◆ Set problem ◆
Repeat every line of the listing below exactly, minus the pictures.

◆ Records for the task ◆
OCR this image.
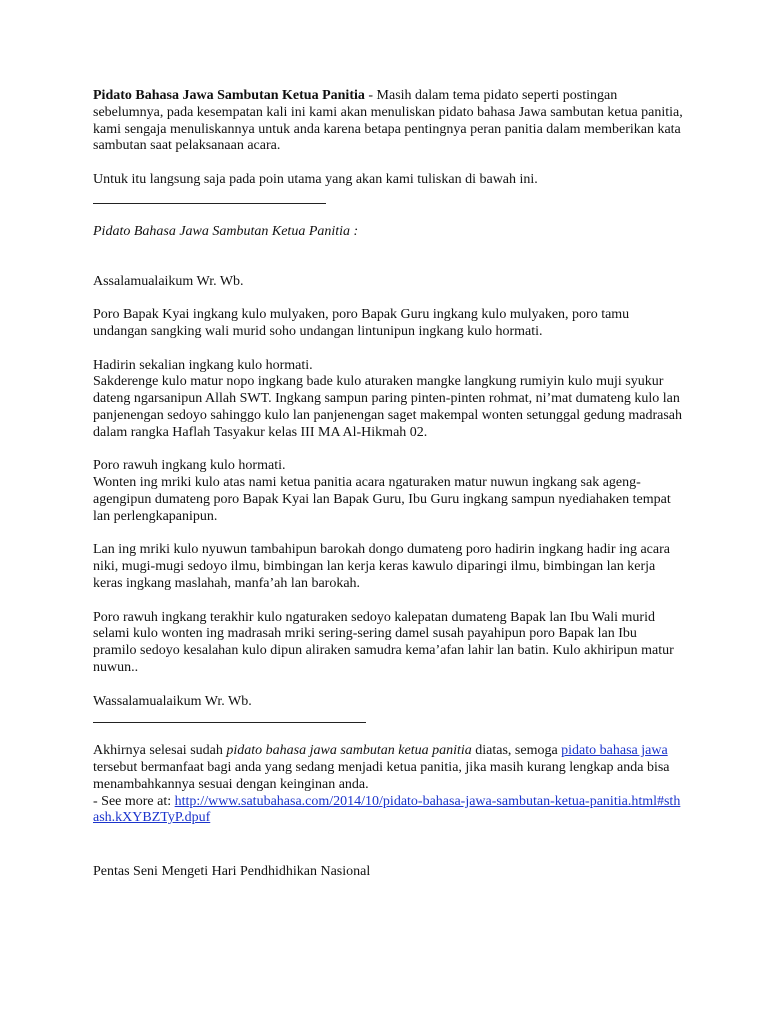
Pidato Bahasa Jawa Sambutan Ketua Panitia - Masih dalam tema pidato seperti postingan sebelumnya, pada kesempatan kali ini kami akan menuliskan pidato bahasa Jawa sambutan ketua panitia, kami sengaja menuliskannya untuk anda karena betapa pentingnya peran panitia dalam memberikan kata sambutan saat pelaksanaan acara.

Untuk itu langsung saja pada poin utama yang akan kami tuliskan di bawah ini.

Pidato Bahasa Jawa Sambutan Ketua Panitia :

Assalamualaikum Wr. Wb.

Poro Bapak Kyai ingkang kulo mulyaken, poro Bapak Guru ingkang kulo mulyaken, poro tamu undangan sangking wali murid soho undangan lintunipun ingkang kulo hormati.

Hadirin sekalian ingkang kulo hormati.

Sakderenge kulo matur nopo ingkang bade kulo aturaken mangke langkung rumiyin kulo muji syukur dateng ngarsanipun Allah SWT. Ingkang sampun paring pinten-pinten rohmat, ni’mat dumateng kulo lan panjenengan sedoyo sahinggo kulo lan panjenengan saget makempal wonten setunggal gedung madrasah dalam rangka Haflah Tasyakur kelas III MA Al-Hikmah 02.

Poro rawuh ingkang kulo hormati.

Wonten ing mriki kulo atas nami ketua panitia acara ngaturaken matur nuwun ingkang sak ageng-agengipun dumateng poro Bapak Kyai lan Bapak Guru, Ibu Guru ingkang sampun nyediahaken tempat lan perlengkapanipun.

Lan ing mriki kulo nyuwun tambahipun barokah dongo dumateng poro hadirin ingkang hadir ing acara niki, mugi-mugi sedoyo ilmu, bimbingan lan kerja keras kawulo diparingi ilmu, bimbingan lan kerja keras ingkang maslahah, manfa’ah lan barokah.

Poro rawuh ingkang terakhir kulo ngaturaken sedoyo kalepatan dumateng Bapak lan Ibu Wali murid selami kulo wonten ing madrasah mriki sering-sering damel susah payahipun poro Bapak lan Ibu pramilo sedoyo kesalahan kulo dipun aliraken samudra kema’afan lahir lan batin. Kulo akhiripun matur nuwun..

Wassalamualaikum Wr. Wb.

Akhirnya selesai sudah pidato bahasa jawa sambutan ketua panitia diatas, semoga pidato bahasa jawa tersebut bermanfaat bagi anda yang sedang menjadi ketua panitia, jika masih kurang lengkap anda bisa menambahkannya sesuai dengan keinginan anda.

- See more at: http://www.satubahasa.com/2014/10/pidato-bahasa-jawa-sambutan-ketua-panitia.html#sthash.kXYBZTyP.dpuf

Pentas Seni Mengeti Hari Pendhidhikan Nasional
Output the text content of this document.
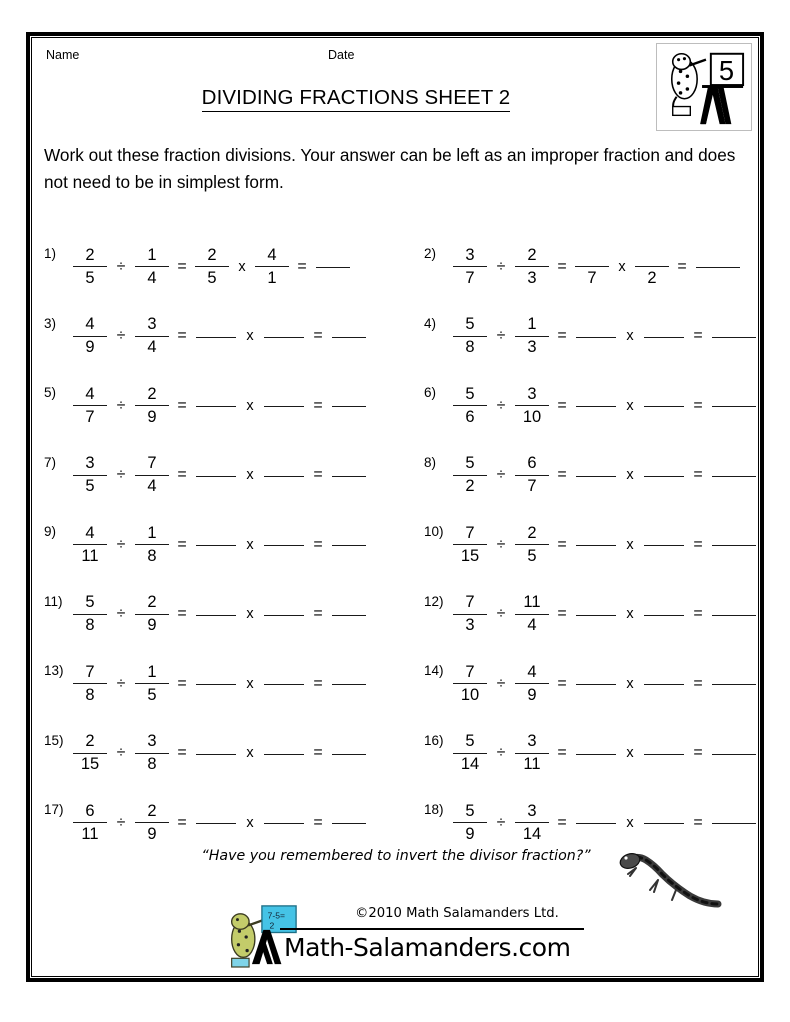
Name	Date
5
DIVIDING FRACTIONS SHEET 2
Work out these fraction divisions. Your answer can be left as an improper fraction and does not need to be in simplest form.
$1) \frac{2}{5} \div \frac{1}{4} = \frac{2}{5}$ x $\frac{4}{1}$ =
$2) \frac{3}{7} \div \frac{2}{3}$ =
7
x
2
=
$3) \frac{4}{9} \div \frac{3}{4}$ =	x	=
$4) \frac{5}{8} \div \frac{1}{3}$ =	x	=
$5) \frac{4}{7} \div \frac{2}{9}$ =	x	=
$6) \frac{5}{6} \div \frac{3}{10}$ =	x	=
$7) \frac{3}{5} \div \frac{7}{4}$ =	x	=
$8) \frac{5}{2} \div \frac{6}{7}$ =	x	=
$9) \frac{4}{11} \div \frac{1}{8}$ =	x	=
$10) \frac{7}{15} \div \frac{2}{5}$ =	x	=
$11) \frac{5}{8} \div \frac{2}{9}$ =	x	=
$12) \frac{7}{3} \div \frac{11}{4}$ =	x	=
$13) \frac{7}{8} \div \frac{1}{5}$ =	x	=
$14) \frac{7}{10} \div \frac{4}{9}$ =	x	=
$15) \frac{2}{15} \div \frac{3}{8}$ =	x	=
$16) \frac{5}{14} \div \frac{3}{11}$ =	x	=
$17) \frac{6}{11} \div \frac{2}{9}$ =	x	=
$18) \frac{5}{9} \div \frac{3}{14}$ =	x	=
“Have you remembered to invert the divisor fraction?”
7-5=
2
©2010 Math Salamanders Ltd.
Math-Salamanders.com
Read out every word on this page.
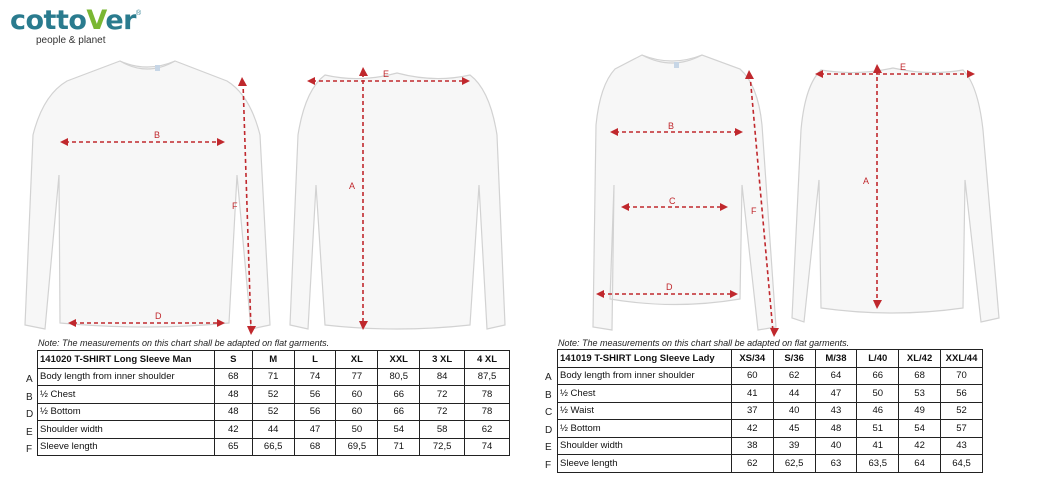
cottoVer ®
people & planet
B
D
F
E
A
B
C
D
F
E
A
Note: The measurements on this chart shall be adapted on flat garments.	Note: The measurements on this chart shall be adapted on flat garments.
A
B
D
E
F
141020 T-SHIRT Long Sleeve Man	S	M	L	XL	XXL	3 XL	4 XL
Body length from inner shoulder	68	71	74	77	80,5	84	87,5
½ Chest	48	52	56	60	66	72	78
½ Bottom	48	52	56	60	66	72	78
Shoulder width	42	44	47	50	54	58	62
Sleeve length	65	66,5	68	69,5	71	72,5	74
A
B
C
D
E
F
141019 T-SHIRT Long Sleeve Lady	XS/34	S/36	M/38	L/40	XL/42	XXL/44
Body length from inner shoulder	60	62	64	66	68	70
½ Chest	41	44	47	50	53	56
½ Waist	37	40	43	46	49	52
½ Bottom	42	45	48	51	54	57
Shoulder width	38	39	40	41	42	43
Sleeve length	62	62,5	63	63,5	64	64,5
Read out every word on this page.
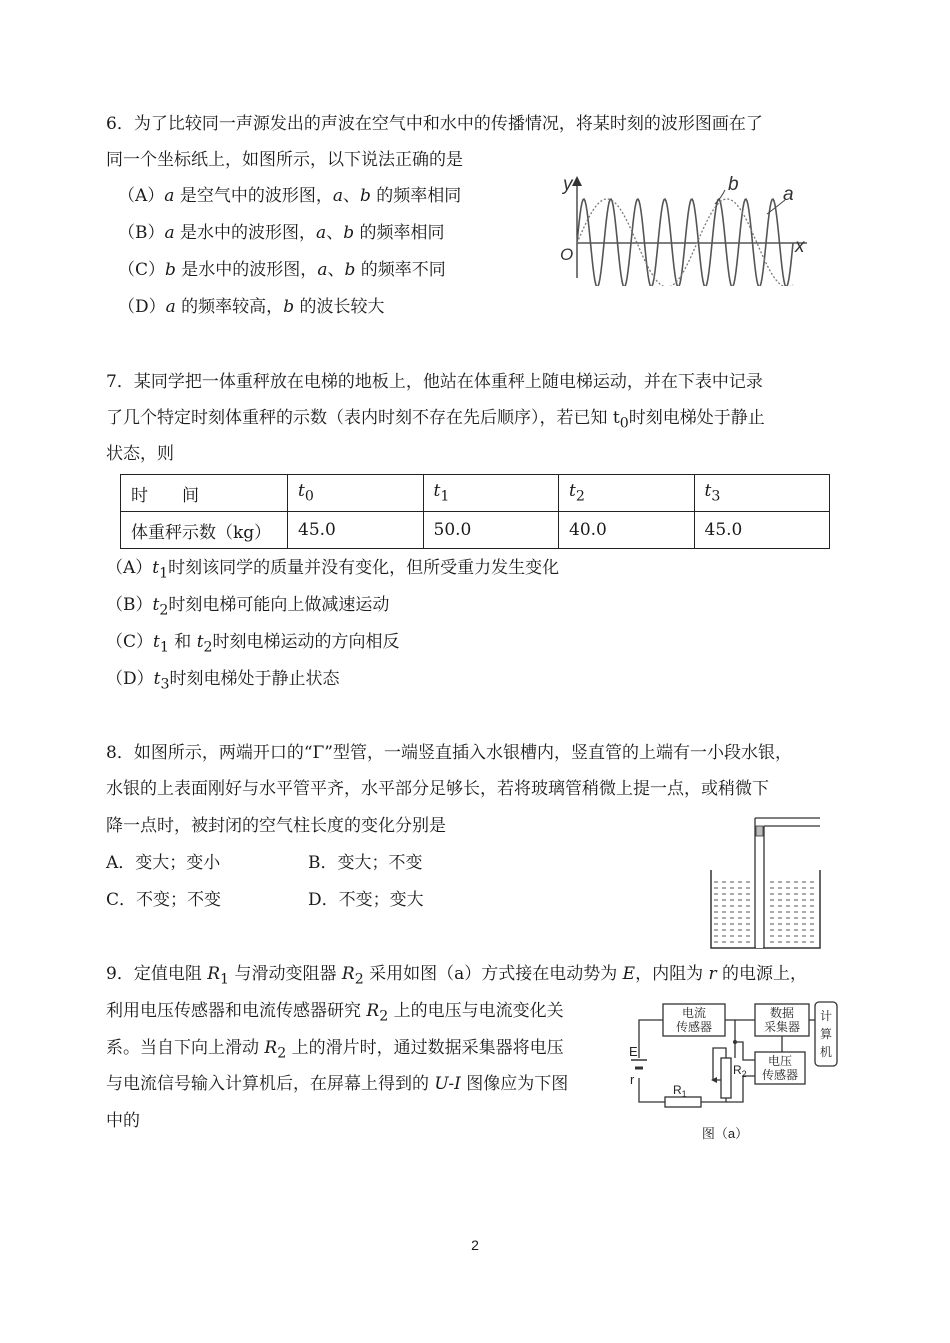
6．为了比较同一声源发出的声波在空气中和水中的传播情况，将某时刻的波形图画在了
同一个坐标纸上，如图所示，以下说法正确的是
（A）a 是空气中的波形图，a、b 的频率相同
（B）a 是水中的波形图，a、b 的频率相同
（C）b 是水中的波形图，a、b 的频率不同
（D）a 的频率较高，b 的波长较大
y
x
O
b a
7．某同学把一体重秤放在电梯的地板上，他站在体重秤上随电梯运动，并在下表中记录
了几个特定时刻体重秤的示数（表内时刻不存在先后顺序），若已知 $t_0$时刻电梯处于静止
状态，则
时　　间	$t_0$	$t_1$	$t_2$	$t_3$
体重秤示数（kg）	45.0	50.0	40.0	45.0
$(A)t_1$时刻该同学的质量并没有变化，但所受重力发生变化
$(B)t_2$时刻电梯可能向上做减速运动
$(C)t_1$ 和 $t_2$时刻电梯运动的方向相反
$(D)t_3$时刻电梯处于静止状态
8．如图所示，两端开口的“Γ”型管，一端竖直插入水银槽内，竖直管的上端有一小段水银，
水银的上表面刚好与水平管平齐，水平部分足够长，若将玻璃管稍微上提一点，或稍微下
降一点时，被封闭的空气柱长度的变化分别是
A．变大；变小	B．变大；不变
C．不变；不变	D．不变；变大
9．定值电阻 $R_1$ 与滑动变阻器 $R_2$ 采用如图（a）方式接在电动势为 E，内阻为 r 的电源上，
利用电压传感器和电流传感器研究 $R_2$ 上的电压与电流变化关
系。当自下向上滑动 $R_2$ 上的滑片时，通过数据采集器将电压
与电流信号输入计算机后，在屏幕上得到的 U-I 图像应为下图
中的
电流
传感器
数据
采集器
计
算
机
电压
传感器
E
r
$R_1$
$R_2$
图（a）
2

◆ The answer ◆
OCR this image.
Pidato Bahasa Jawa Sambutan Ketua Panitia - Masih dalam tema pidato seperti postingan sebelumnya, pada kesempatan kali ini kami akan menuliskan pidato bahasa Jawa sambutan ketua panitia, kami sengaja menuliskannya untuk anda karena betapa pentingnya peran panitia dalam memberikan kata sambutan saat pelaksanaan acara.

Untuk itu langsung saja pada poin utama yang akan kami tuliskan di bawah ini.

Pidato Bahasa Jawa Sambutan Ketua Panitia :

Assalamualaikum Wr. Wb.

Poro Bapak Kyai ingkang kulo mulyaken, poro Bapak Guru ingkang kulo mulyaken, poro tamu undangan sangking wali murid soho undangan lintunipun ingkang kulo hormati.

Hadirin sekalian ingkang kulo hormati.

Sakderenge kulo matur nopo ingkang bade kulo aturaken mangke langkung rumiyin kulo muji syukur dateng ngarsanipun Allah SWT. Ingkang sampun paring pinten-pinten rohmat, ni’mat dumateng kulo lan panjenengan sedoyo sahinggo kulo lan panjenengan saget makempal wonten setunggal gedung madrasah dalam rangka Haflah Tasyakur kelas III MA Al-Hikmah 02.

Poro rawuh ingkang kulo hormati.

Wonten ing mriki kulo atas nami ketua panitia acara ngaturaken matur nuwun ingkang sak ageng-agengipun dumateng poro Bapak Kyai lan Bapak Guru, Ibu Guru ingkang sampun nyediahaken tempat lan perlengkapanipun.

Lan ing mriki kulo nyuwun tambahipun barokah dongo dumateng poro hadirin ingkang hadir ing acara niki, mugi-mugi sedoyo ilmu, bimbingan lan kerja keras kawulo diparingi ilmu, bimbingan lan kerja keras ingkang maslahah, manfa’ah lan barokah.

Poro rawuh ingkang terakhir kulo ngaturaken sedoyo kalepatan dumateng Bapak lan Ibu Wali murid selami kulo wonten ing madrasah mriki sering-sering damel susah payahipun poro Bapak lan Ibu pramilo sedoyo kesalahan kulo dipun aliraken samudra kema’afan lahir lan batin. Kulo akhiripun matur nuwun..

Wassalamualaikum Wr. Wb.

Akhirnya selesai sudah pidato bahasa jawa sambutan ketua panitia diatas, semoga pidato bahasa jawa tersebut bermanfaat bagi anda yang sedang menjadi ketua panitia, jika masih kurang lengkap anda bisa menambahkannya sesuai dengan keinginan anda.

- See more at: http://www.satubahasa.com/2014/10/pidato-bahasa-jawa-sambutan-ketua-panitia.html#sthash.kXYBZTyP.dpuf

Pentas Seni Mengeti Hari Pendhidhikan Nasional
Output the text content of this document.
Name	Date
5
DIVIDING FRACTIONS SHEET 2
Work out these fraction divisions. Your answer can be left as an improper fraction and does not need to be in simplest form.
$1) \frac{2}{5} \div \frac{1}{4} = \frac{2}{5}$ x $\frac{4}{1}$ =
$2) \frac{3}{7} \div \frac{2}{3}$ =
7
x
2
=
$3) \frac{4}{9} \div \frac{3}{4}$ =	x	=
$4) \frac{5}{8} \div \frac{1}{3}$ =	x	=
$5) \frac{4}{7} \div \frac{2}{9}$ =	x	=
$6) \frac{5}{6} \div \frac{3}{10}$ =	x	=
$7) \frac{3}{5} \div \frac{7}{4}$ =	x	=
$8) \frac{5}{2} \div \frac{6}{7}$ =	x	=
$9) \frac{4}{11} \div \frac{1}{8}$ =	x	=
$10) \frac{7}{15} \div \frac{2}{5}$ =	x	=
$11) \frac{5}{8} \div \frac{2}{9}$ =	x	=
$12) \frac{7}{3} \div \frac{11}{4}$ =	x	=
$13) \frac{7}{8} \div \frac{1}{5}$ =	x	=
$14) \frac{7}{10} \div \frac{4}{9}$ =	x	=
$15) \frac{2}{15} \div \frac{3}{8}$ =	x	=
$16) \frac{5}{14} \div \frac{3}{11}$ =	x	=
$17) \frac{6}{11} \div \frac{2}{9}$ =	x	=
$18) \frac{5}{9} \div \frac{3}{14}$ =	x	=
“Have you remembered to invert the divisor fraction?”
7-5=
2
©2010 Math Salamanders Ltd.
Math-Salamanders.com
Read out every word on this page.
cottoVer ®
people & planet
B
D
F
E
A
B
C
D
F
E
A
Note: The measurements on this chart shall be adapted on flat garments.	Note: The measurements on this chart shall be adapted on flat garments.
A
B
D
E
F
141020 T-SHIRT Long Sleeve Man	S	M	L	XL	XXL	3 XL	4 XL
Body length from inner shoulder	68	71	74	77	80,5	84	87,5
½ Chest	48	52	56	60	66	72	78
½ Bottom	48	52	56	60	66	72	78
Shoulder width	42	44	47	50	54	58	62
Sleeve length	65	66,5	68	69,5	71	72,5	74
A
B
C
D
E
F
141019 T-SHIRT Long Sleeve Lady	XS/34	S/36	M/38	L/40	XL/42	XXL/44
Body length from inner shoulder	60	62	64	66	68	70
½ Chest	41	44	47	50	53	56
½ Waist	37	40	43	46	49	52
½ Bottom	42	45	48	51	54	57
Shoulder width	38	39	40	41	42	43
Sleeve length	62	62,5	63	63,5	64	64,5
Read out every word on this page.
6．为了比较同一声源发出的声波在空气中和水中的传播情况，将某时刻的波形图画在了
同一个坐标纸上，如图所示，以下说法正确的是
（A）a 是空气中的波形图，a、b 的频率相同
（B）a 是水中的波形图，a、b 的频率相同
（C）b 是水中的波形图，a、b 的频率不同
（D）a 的频率较高，b 的波长较大
y
x
O
b a
7．某同学把一体重秤放在电梯的地板上，他站在体重秤上随电梯运动，并在下表中记录
了几个特定时刻体重秤的示数（表内时刻不存在先后顺序），若已知 $t_0$时刻电梯处于静止
状态，则
时　　间	$t_0$	$t_1$	$t_2$	$t_3$
体重秤示数（kg）	45.0	50.0	40.0	45.0
$(A)t_1$时刻该同学的质量并没有变化，但所受重力发生变化
$(B)t_2$时刻电梯可能向上做减速运动
$(C)t_1$ 和 $t_2$时刻电梯运动的方向相反
$(D)t_3$时刻电梯处于静止状态
8．如图所示，两端开口的“Γ”型管，一端竖直插入水银槽内，竖直管的上端有一小段水银，
水银的上表面刚好与水平管平齐，水平部分足够长，若将玻璃管稍微上提一点，或稍微下
降一点时，被封闭的空气柱长度的变化分别是
A．变大；变小	B．变大；不变
C．不变；不变	D．不变；变大
9．定值电阻 $R_1$ 与滑动变阻器 $R_2$ 采用如图（a）方式接在电动势为 E，内阻为 r 的电源上，
利用电压传感器和电流传感器研究 $R_2$ 上的电压与电流变化关
系。当自下向上滑动 $R_2$ 上的滑片时，通过数据采集器将电压
与电流信号输入计算机后，在屏幕上得到的 U-I 图像应为下图
中的
电流
传感器
数据
采集器
计
算
机
电压
传感器
E
r
$R_1$
$R_2$
图（a）
2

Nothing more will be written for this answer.